Your task is to extract every line from the material below exactly.
──────────
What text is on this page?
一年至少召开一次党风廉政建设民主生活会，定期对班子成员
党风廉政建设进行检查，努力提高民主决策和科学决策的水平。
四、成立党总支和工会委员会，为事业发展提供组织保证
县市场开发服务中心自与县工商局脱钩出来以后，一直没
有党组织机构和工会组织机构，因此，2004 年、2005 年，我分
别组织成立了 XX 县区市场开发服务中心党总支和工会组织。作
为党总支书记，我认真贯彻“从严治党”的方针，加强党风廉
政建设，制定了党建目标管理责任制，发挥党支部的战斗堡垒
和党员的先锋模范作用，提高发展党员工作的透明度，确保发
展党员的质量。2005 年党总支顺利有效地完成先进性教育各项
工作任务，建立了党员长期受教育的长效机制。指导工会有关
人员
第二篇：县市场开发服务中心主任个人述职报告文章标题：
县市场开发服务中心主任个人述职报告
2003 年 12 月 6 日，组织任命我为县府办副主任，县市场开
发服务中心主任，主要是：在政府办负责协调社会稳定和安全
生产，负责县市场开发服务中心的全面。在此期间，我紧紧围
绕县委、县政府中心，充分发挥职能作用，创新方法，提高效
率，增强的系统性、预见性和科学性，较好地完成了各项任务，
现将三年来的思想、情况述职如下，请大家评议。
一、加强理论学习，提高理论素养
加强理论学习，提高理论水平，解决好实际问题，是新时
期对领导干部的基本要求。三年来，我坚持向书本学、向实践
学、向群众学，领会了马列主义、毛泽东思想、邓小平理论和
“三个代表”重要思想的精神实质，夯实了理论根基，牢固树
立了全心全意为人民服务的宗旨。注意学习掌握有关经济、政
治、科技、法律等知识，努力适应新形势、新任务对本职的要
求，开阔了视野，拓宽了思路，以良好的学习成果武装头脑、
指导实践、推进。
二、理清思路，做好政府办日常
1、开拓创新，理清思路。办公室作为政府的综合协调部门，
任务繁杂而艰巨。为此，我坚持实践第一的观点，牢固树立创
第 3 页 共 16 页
──────────
Final result:
What text is on this page?
一年至少召开一次党风廉政建设民主生活会，定期对班子成员
党风廉政建设进行检查，努力提高民主决策和科学决策的水平。
四、成立党总支和工会委员会，为事业发展提供组织保证
县市场开发服务中心自与县工商局脱钩出来以后，一直没
有党组织机构和工会组织机构，因此，2004 年、2005 年，我分
别组织成立了 XX 县区市场开发服务中心党总支和工会组织。作
为党总支书记，我认真贯彻“从严治党”的方针，加强党风廉
政建设，制定了党建目标管理责任制，发挥党支部的战斗堡垒
和党员的先锋模范作用，提高发展党员工作的透明度，确保发
展党员的质量。2005 年党总支顺利有效地完成先进性教育各项
工作任务，建立了党员长期受教育的长效机制。指导工会有关
人员
第二篇：县市场开发服务中心主任个人述职报告文章标题：
县市场开发服务中心主任个人述职报告
2003 年 12 月 6 日，组织任命我为县府办副主任，县市场开
发服务中心主任，主要是：在政府办负责协调社会稳定和安全
生产，负责县市场开发服务中心的全面。在此期间，我紧紧围
绕县委、县政府中心，充分发挥职能作用，创新方法，提高效
率，增强的系统性、预见性和科学性，较好地完成了各项任务，
现将三年来的思想、情况述职如下，请大家评议。
一、加强理论学习，提高理论素养
加强理论学习，提高理论水平，解决好实际问题，是新时
期对领导干部的基本要求。三年来，我坚持向书本学、向实践
学、向群众学，领会了马列主义、毛泽东思想、邓小平理论和
“三个代表”重要思想的精神实质，夯实了理论根基，牢固树
立了全心全意为人民服务的宗旨。注意学习掌握有关经济、政
治、科技、法律等知识，努力适应新形势、新任务对本职的要
求，开阔了视野，拓宽了思路，以良好的学习成果武装头脑、
指导实践、推进。
二、理清思路，做好政府办日常
1、开拓创新，理清思路。办公室作为政府的综合协调部门，
任务繁杂而艰巨。为此，我坚持实践第一的观点，牢固树立创
第 3 页 共 16 页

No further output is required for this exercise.